→ What the task asks:
Your task is to copy the listing exactly, with the pictures left out.

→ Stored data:
-- Start --
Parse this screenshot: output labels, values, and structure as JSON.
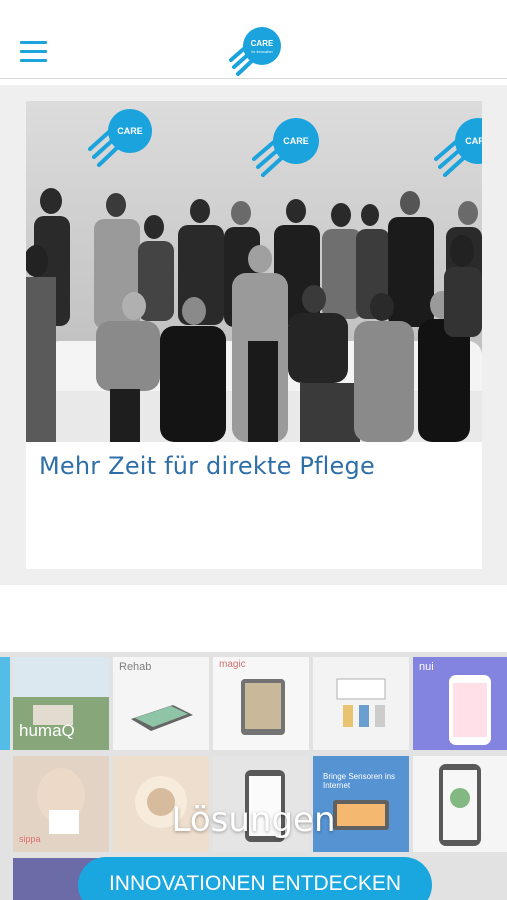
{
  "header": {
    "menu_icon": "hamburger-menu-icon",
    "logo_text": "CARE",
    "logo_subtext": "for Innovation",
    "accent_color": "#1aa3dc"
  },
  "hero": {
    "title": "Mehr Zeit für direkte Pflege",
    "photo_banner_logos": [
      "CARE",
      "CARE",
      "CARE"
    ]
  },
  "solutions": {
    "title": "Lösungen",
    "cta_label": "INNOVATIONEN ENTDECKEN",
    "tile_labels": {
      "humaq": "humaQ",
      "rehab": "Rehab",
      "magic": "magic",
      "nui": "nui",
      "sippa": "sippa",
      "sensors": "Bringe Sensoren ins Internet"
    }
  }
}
-- End --
→ Answer to this task:
Parse this screenshot: output labels, values, and structure as JSON.
{
  "header": {
    "menu_icon": "hamburger-menu-icon",
    "logo_text": "CARE",
    "logo_subtext": "for Innovation",
    "accent_color": "#1aa3dc"
  },
  "hero": {
    "title": "Mehr Zeit für direkte Pflege",
    "photo_banner_logos": [
      "CARE",
      "CARE",
      "CARE"
    ]
  },
  "solutions": {
    "title": "Lösungen",
    "cta_label": "INNOVATIONEN ENTDECKEN",
    "tile_labels": {
      "humaq": "humaQ",
      "rehab": "Rehab",
      "magic": "magic",
      "nui": "nui",
      "sippa": "sippa",
      "sensors": "Bringe Sensoren ins Internet"
    }
  }
}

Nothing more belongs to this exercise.